◆ TASK BRIEF:
Extract the lines beginning at the one that holds "Serialize everything readable" and ending at the final line of the material below, keeping them exact and leaving out all pictures.

Rows from a figure dataset:
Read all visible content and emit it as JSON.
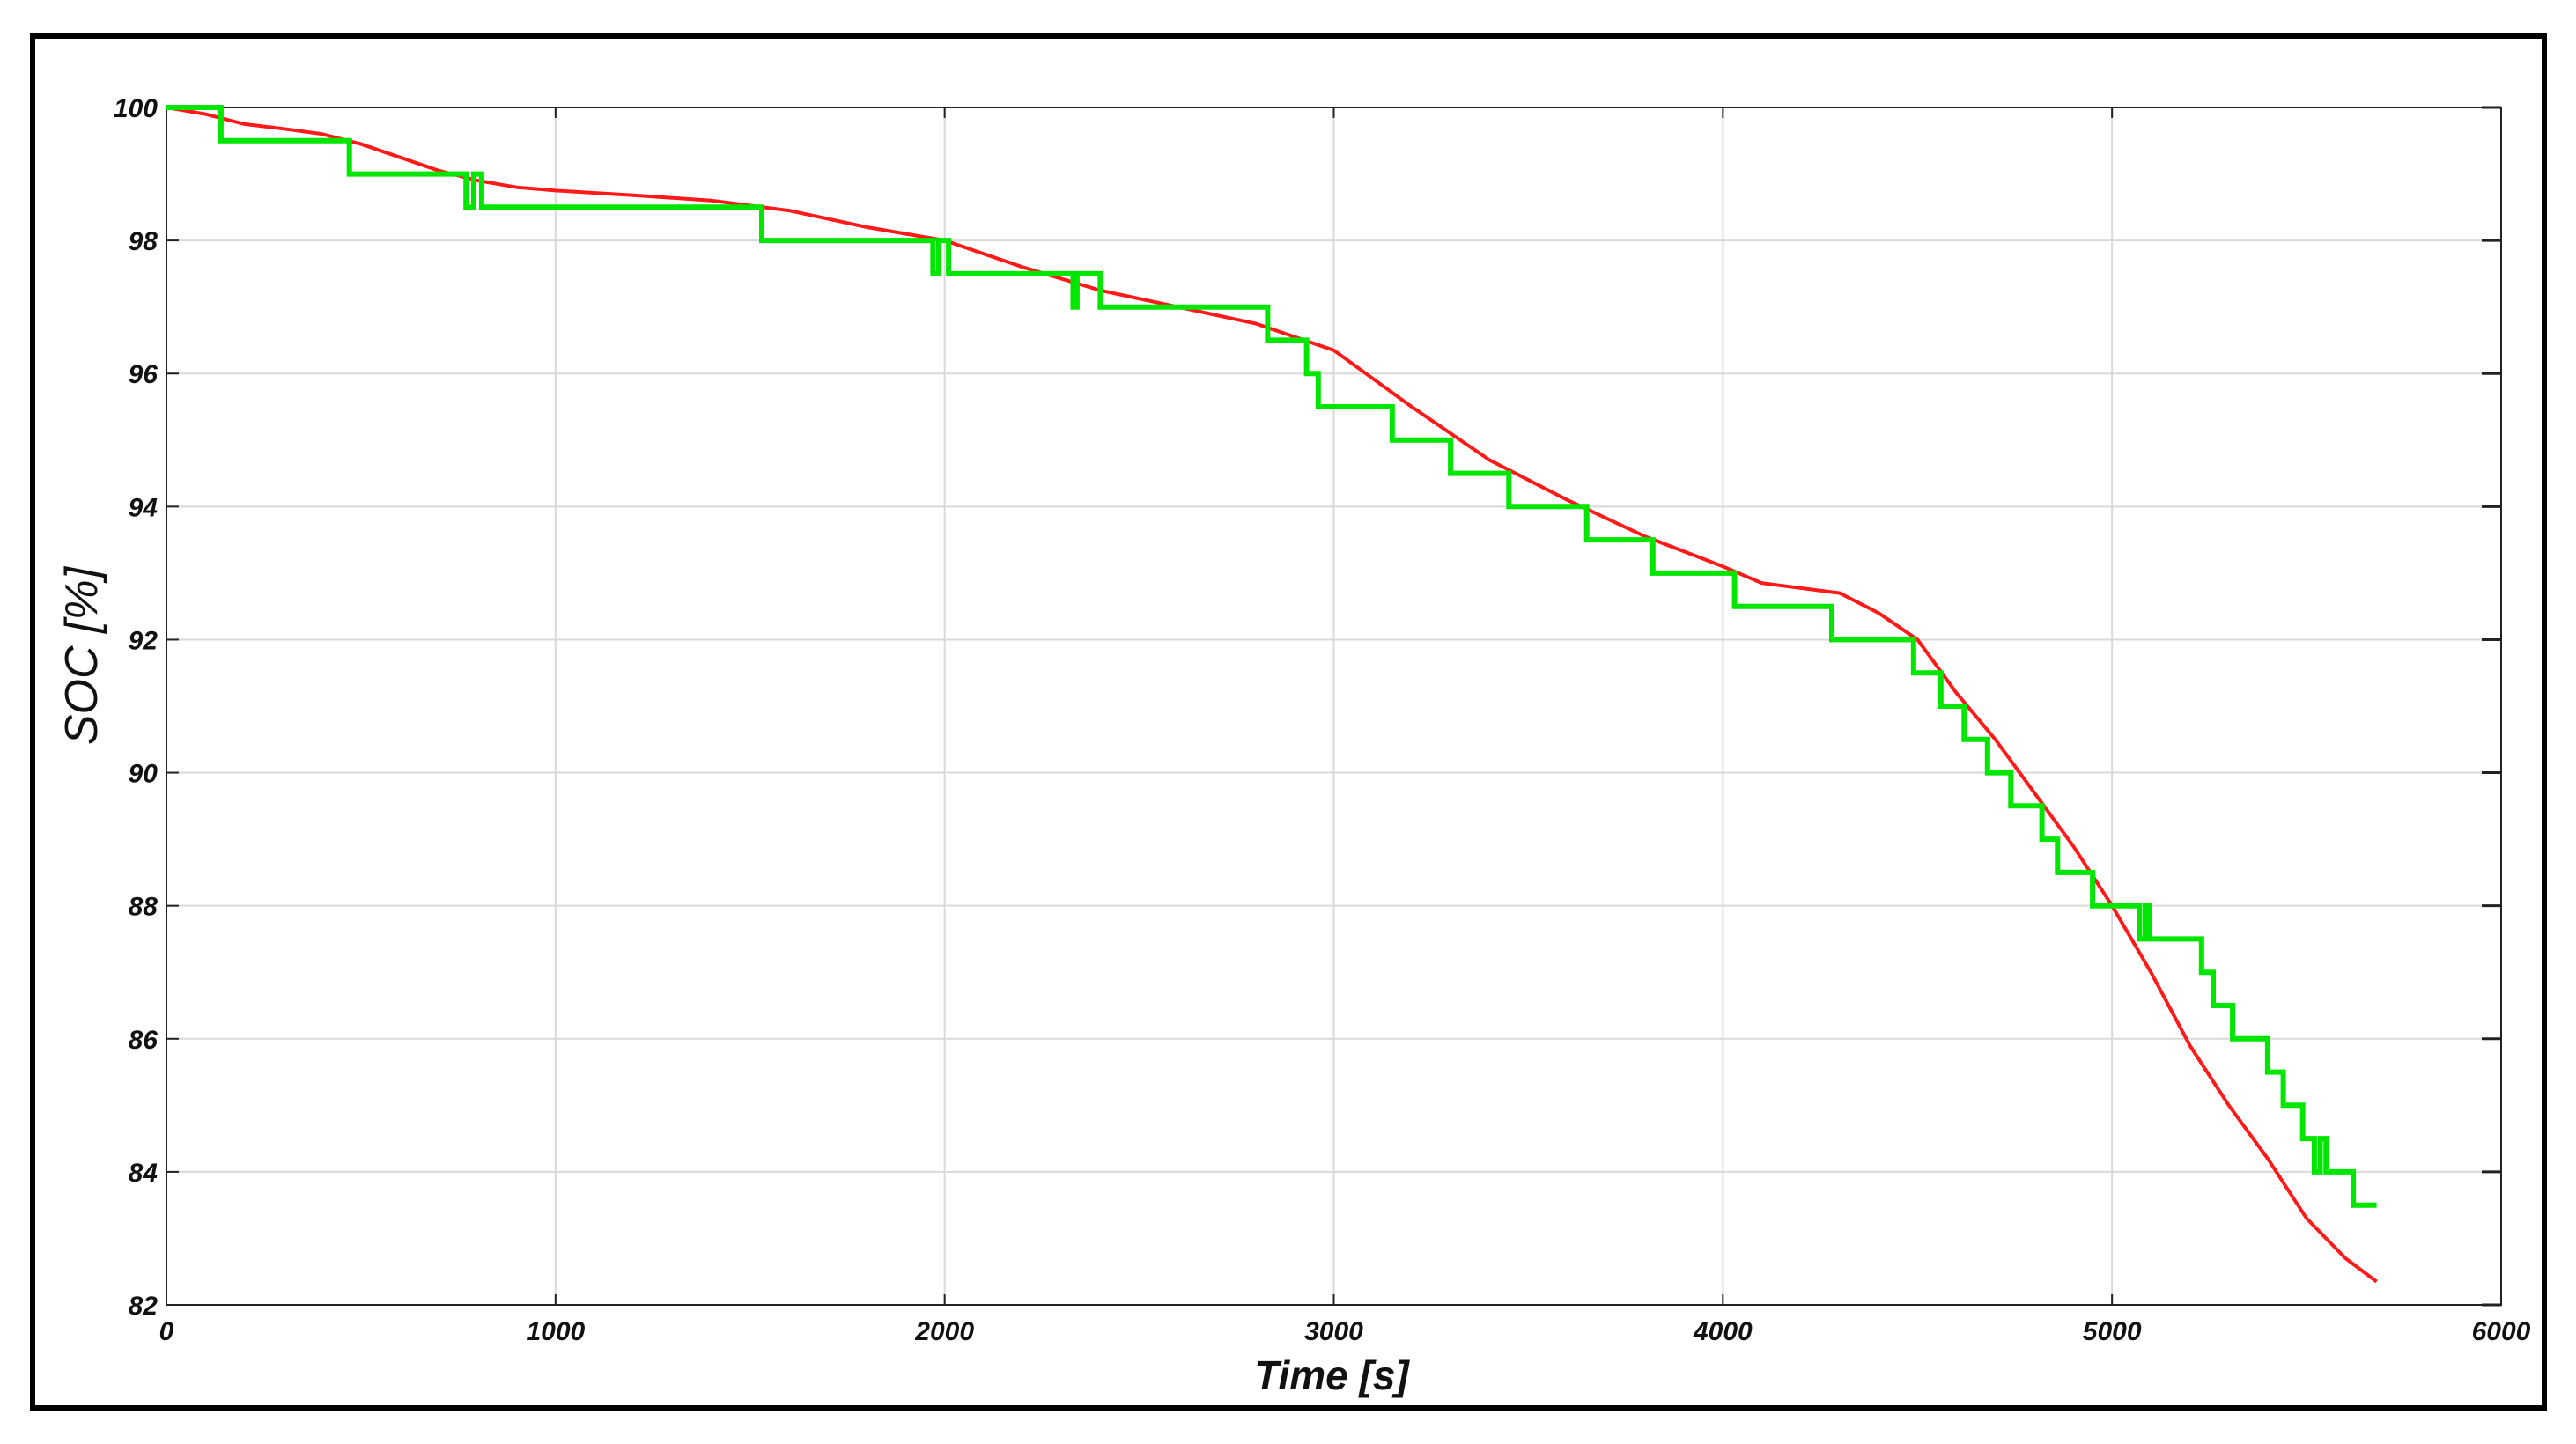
{
  "colors": {
    "soc_reference": "#ff1a1a",
    "soc_estimate": "#00e600",
    "grid": "#d9d9d9",
    "axis": "#222222",
    "frame": "#000000"
  },
  "chart_data": {
    "type": "line",
    "xlabel": "Time [s]",
    "ylabel": "SOC [%]",
    "xlim": [
      0,
      6000
    ],
    "ylim": [
      82,
      100
    ],
    "xticks": [
      "0",
      "1000",
      "2000",
      "3000",
      "4000",
      "5000",
      "6000"
    ],
    "yticks": [
      "82",
      "84",
      "86",
      "88",
      "90",
      "92",
      "94",
      "96",
      "98",
      "100"
    ],
    "grid": true,
    "series": [
      {
        "color": "red",
        "x": [
          0,
          100,
          200,
          300,
          400,
          500,
          600,
          700,
          800,
          900,
          1000,
          1200,
          1400,
          1600,
          1800,
          2000,
          2200,
          2400,
          2600,
          2800,
          3000,
          3200,
          3400,
          3600,
          3800,
          4000,
          4100,
          4300,
          4400,
          4500,
          4600,
          4700,
          4800,
          4900,
          5000,
          5100,
          5200,
          5300,
          5400,
          5500,
          5600,
          5680
        ],
        "y": [
          100,
          99.9,
          99.75,
          99.68,
          99.6,
          99.45,
          99.25,
          99.05,
          98.9,
          98.8,
          98.75,
          98.68,
          98.6,
          98.45,
          98.2,
          98.0,
          97.6,
          97.25,
          97.0,
          96.75,
          96.35,
          95.5,
          94.7,
          94.1,
          93.55,
          93.1,
          92.85,
          92.7,
          92.4,
          92.0,
          91.2,
          90.5,
          89.7,
          88.9,
          88.0,
          87.0,
          85.9,
          85.0,
          84.2,
          83.3,
          82.7,
          82.35
        ]
      },
      {
        "color": "green",
        "x": [
          0,
          140,
          140,
          470,
          470,
          770,
          770,
          790,
          790,
          810,
          810,
          840,
          840,
          1530,
          1530,
          1970,
          1970,
          1985,
          1985,
          2010,
          2010,
          2330,
          2330,
          2340,
          2340,
          2400,
          2400,
          2830,
          2830,
          2930,
          2930,
          2960,
          2960,
          3150,
          3150,
          3300,
          3300,
          3450,
          3450,
          3650,
          3650,
          3820,
          3820,
          4030,
          4030,
          4280,
          4280,
          4490,
          4490,
          4510,
          4510,
          4560,
          4560,
          4620,
          4620,
          4680,
          4680,
          4740,
          4740,
          4820,
          4820,
          4860,
          4860,
          4950,
          4950,
          5070,
          5070,
          5085,
          5085,
          5095,
          5095,
          5110,
          5110,
          5230,
          5230,
          5260,
          5260,
          5310,
          5310,
          5400,
          5400,
          5440,
          5440,
          5490,
          5490,
          5520,
          5520,
          5535,
          5535,
          5550,
          5550,
          5620,
          5620,
          5680
        ],
        "y": [
          100,
          100,
          99.5,
          99.5,
          99.0,
          99.0,
          98.5,
          98.5,
          99.0,
          99.0,
          98.5,
          98.5,
          98.5,
          98.5,
          98.0,
          98.0,
          97.5,
          97.5,
          98.0,
          98.0,
          97.5,
          97.5,
          97.0,
          97.0,
          97.5,
          97.5,
          97.0,
          97.0,
          96.5,
          96.5,
          96.0,
          96.0,
          95.5,
          95.5,
          95.0,
          95.0,
          94.5,
          94.5,
          94.0,
          94.0,
          93.5,
          93.5,
          93.0,
          93.0,
          92.5,
          92.5,
          92.0,
          92.0,
          91.5,
          91.5,
          91.5,
          91.5,
          91.0,
          91.0,
          90.5,
          90.5,
          90.0,
          90.0,
          89.5,
          89.5,
          89.0,
          89.0,
          88.5,
          88.5,
          88.0,
          88.0,
          87.5,
          87.5,
          88.0,
          88.0,
          87.5,
          87.5,
          87.5,
          87.5,
          87.0,
          87.0,
          86.5,
          86.5,
          86.0,
          86.0,
          85.5,
          85.5,
          85.0,
          85.0,
          84.5,
          84.5,
          84.0,
          84.0,
          84.5,
          84.5,
          84.0,
          84.0,
          83.5,
          83.5
        ]
      }
    ]
  }
}
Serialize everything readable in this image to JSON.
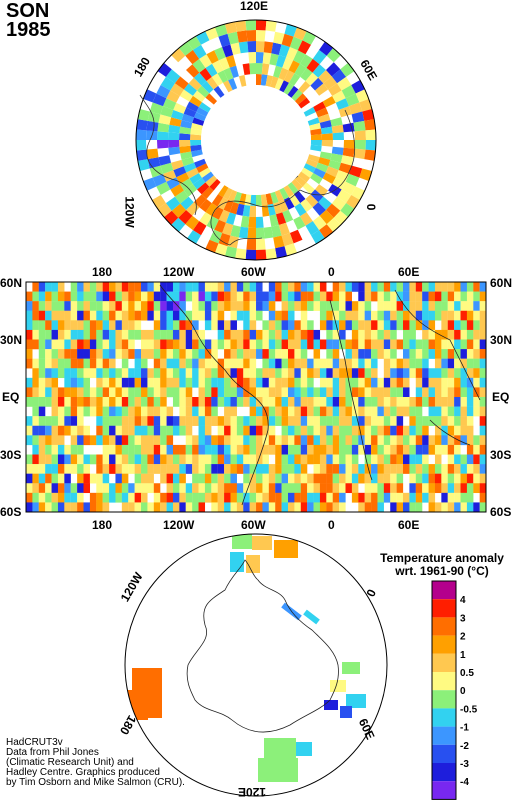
{
  "header": {
    "season": "SON",
    "year": "1985"
  },
  "north_polar": {
    "labels": {
      "top": "120E",
      "upper_left": "180",
      "upper_right": "60E",
      "left": "120W",
      "right": "0"
    }
  },
  "world_map": {
    "top_lon_labels": [
      "180",
      "120W",
      "60W",
      "0",
      "60E"
    ],
    "bottom_lon_labels": [
      "180",
      "120W",
      "60W",
      "0",
      "60E"
    ],
    "lat_labels": [
      "60N",
      "30N",
      "EQ",
      "30S",
      "60S"
    ]
  },
  "south_polar": {
    "labels": {
      "upper_left": "120W",
      "right": "0",
      "left": "180",
      "lower_right": "60E",
      "bottom": "120E"
    }
  },
  "legend": {
    "title_line1": "Temperature anomaly",
    "title_line2": "wrt. 1961-90  (°C)",
    "ticks": [
      "4",
      "3",
      "2",
      "1",
      "0.5",
      "0",
      "-0.5",
      "-1",
      "-2",
      "-3",
      "-4"
    ],
    "colors": [
      "#b4008c",
      "#ff1e00",
      "#ff6e00",
      "#ffa000",
      "#ffc850",
      "#fffa82",
      "#8cf07a",
      "#32d2f0",
      "#3c96ff",
      "#2850f0",
      "#1e1edc",
      "#7828f0"
    ]
  },
  "credit": {
    "lines": [
      "HadCRUT3v",
      "Data from Phil Jones",
      "(Climatic Research Unit) and",
      "Hadley Centre.  Graphics produced",
      "by Tim Osborn and Mike Salmon (CRU)."
    ]
  }
}
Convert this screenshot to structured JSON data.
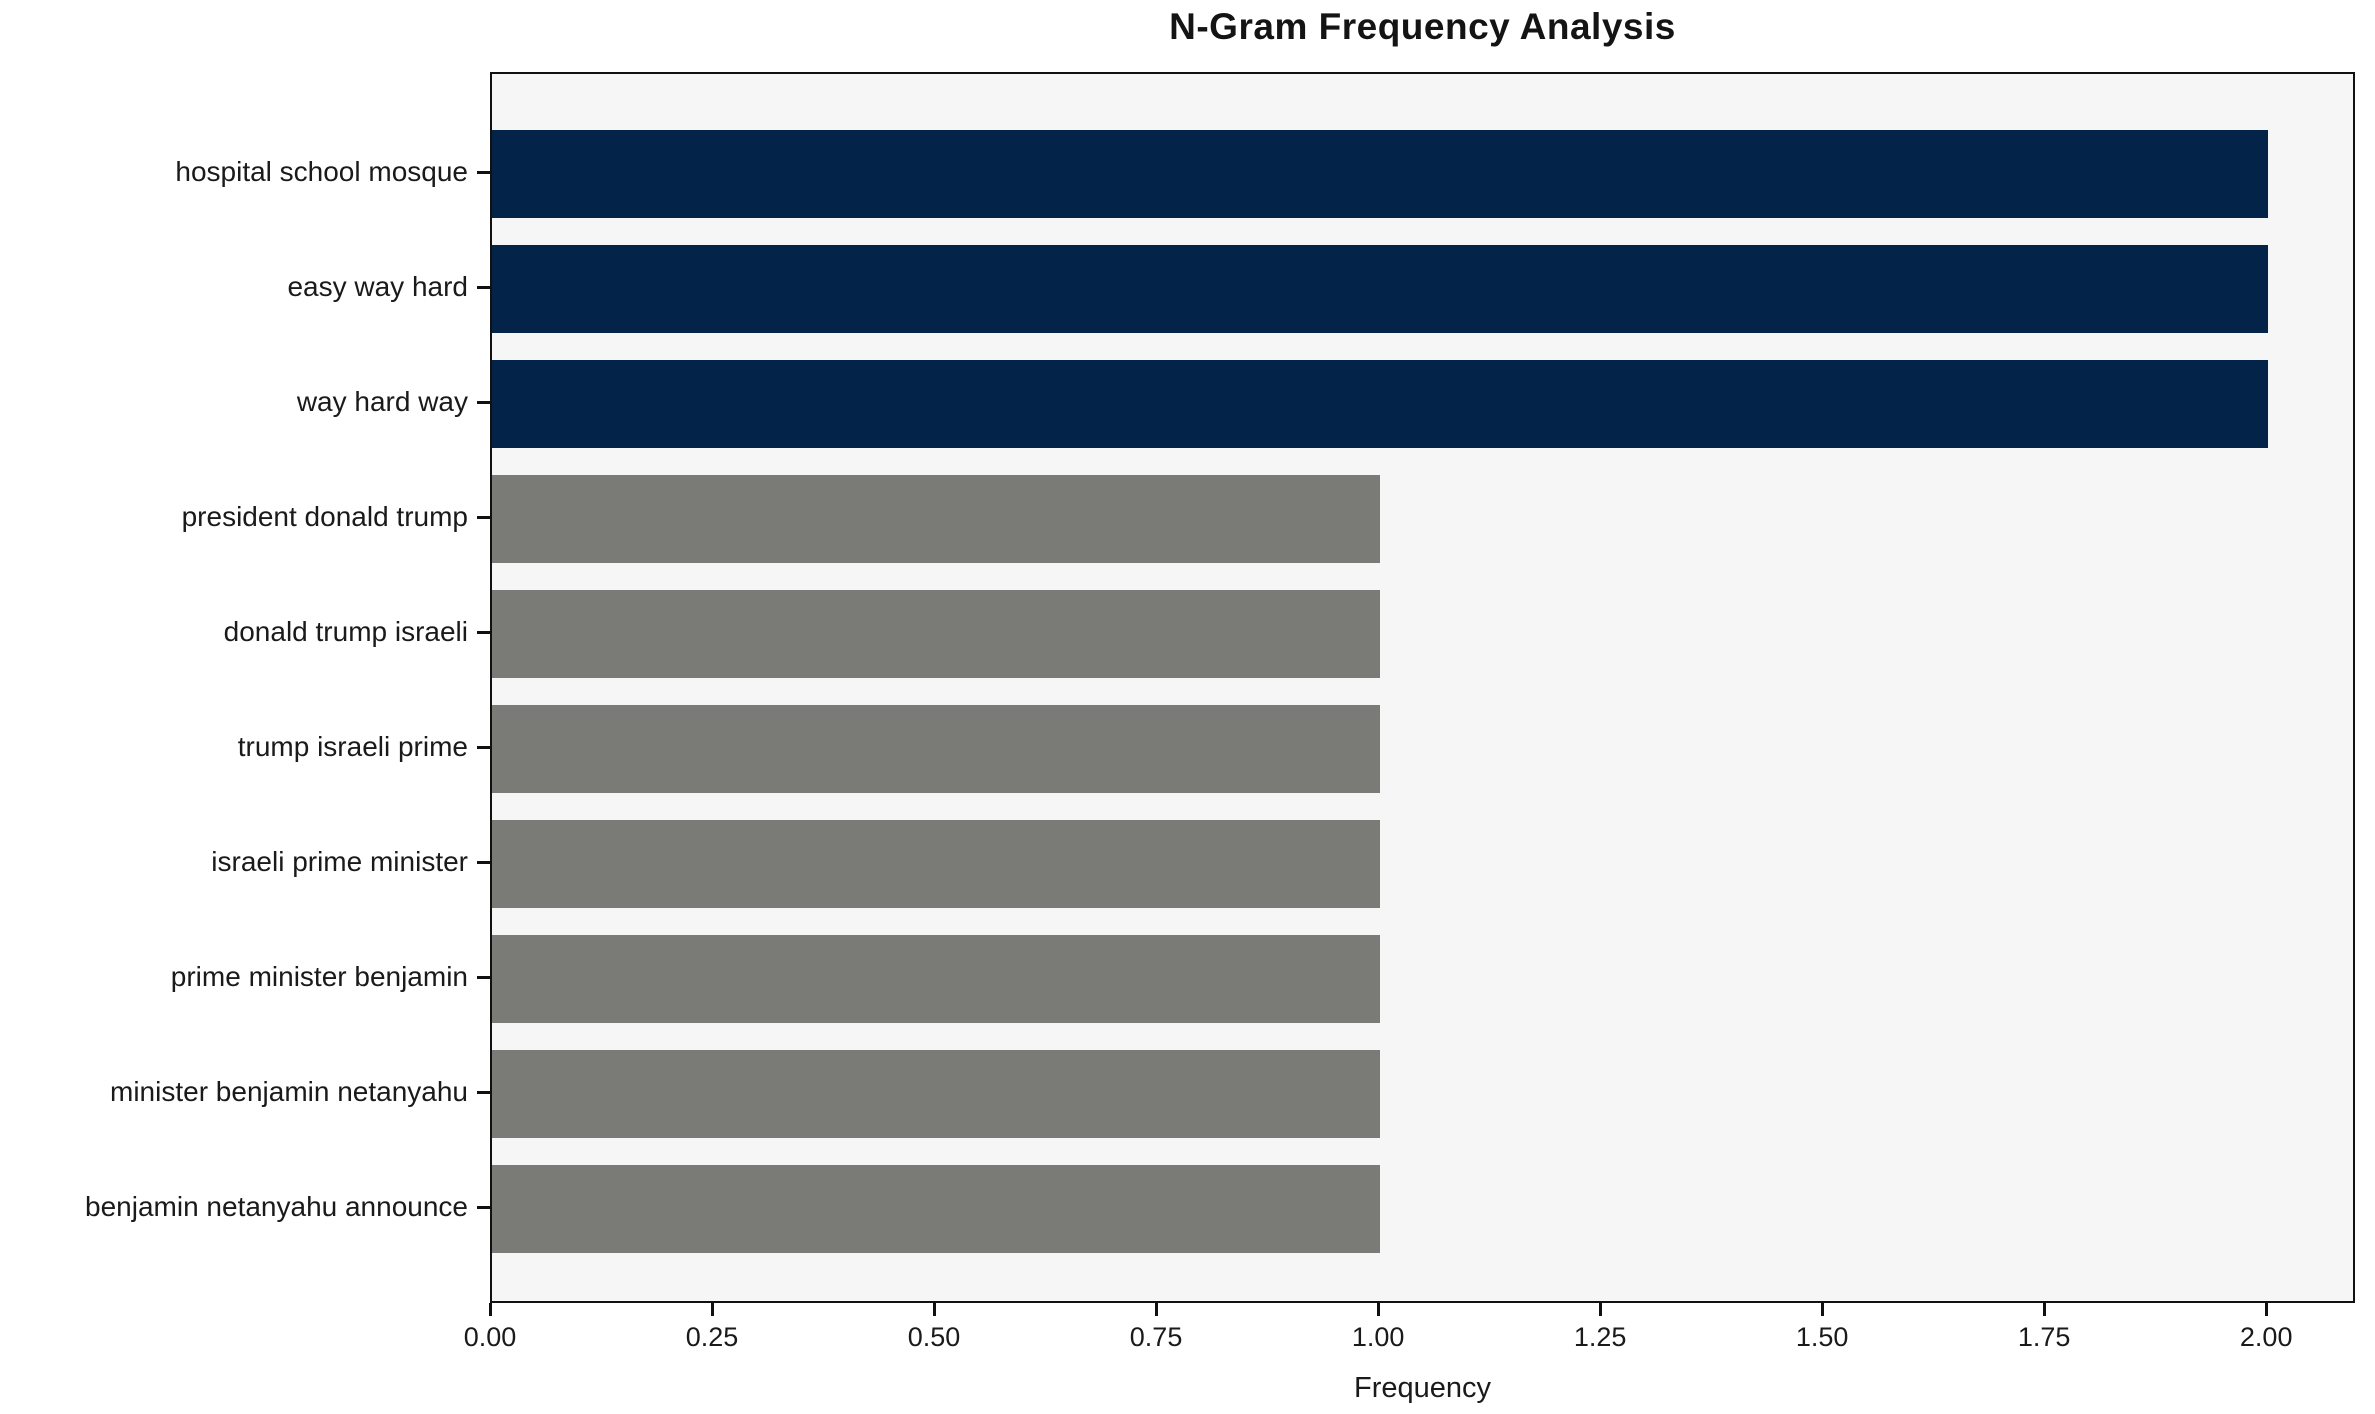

◆ TASK RESPONSE:
Serialize everything readable in this image to JSON.
{
  "header": {
    "season": "SON",
    "year": "1985"
  },
  "north_polar": {
    "labels": {
      "top": "120E",
      "upper_left": "180",
      "upper_right": "60E",
      "left": "120W",
      "right": "0"
    }
  },
  "world_map": {
    "top_lon_labels": [
      "180",
      "120W",
      "60W",
      "0",
      "60E"
    ],
    "bottom_lon_labels": [
      "180",
      "120W",
      "60W",
      "0",
      "60E"
    ],
    "lat_labels": [
      "60N",
      "30N",
      "EQ",
      "30S",
      "60S"
    ]
  },
  "south_polar": {
    "labels": {
      "upper_left": "120W",
      "right": "0",
      "left": "180",
      "lower_right": "60E",
      "bottom": "120E"
    }
  },
  "legend": {
    "title_line1": "Temperature anomaly",
    "title_line2": "wrt. 1961-90  (°C)",
    "ticks": [
      "4",
      "3",
      "2",
      "1",
      "0.5",
      "0",
      "-0.5",
      "-1",
      "-2",
      "-3",
      "-4"
    ],
    "colors": [
      "#b4008c",
      "#ff1e00",
      "#ff6e00",
      "#ffa000",
      "#ffc850",
      "#fffa82",
      "#8cf07a",
      "#32d2f0",
      "#3c96ff",
      "#2850f0",
      "#1e1edc",
      "#7828f0"
    ]
  },
  "credit": {
    "lines": [
      "HadCRUT3v",
      "Data from Phil Jones",
      "(Climatic Research Unit) and",
      "Hadley Centre.  Graphics produced",
      "by Tim Osborn and Mike Salmon (CRU)."
    ]
  }
}
Convert this screenshot to structured JSON data.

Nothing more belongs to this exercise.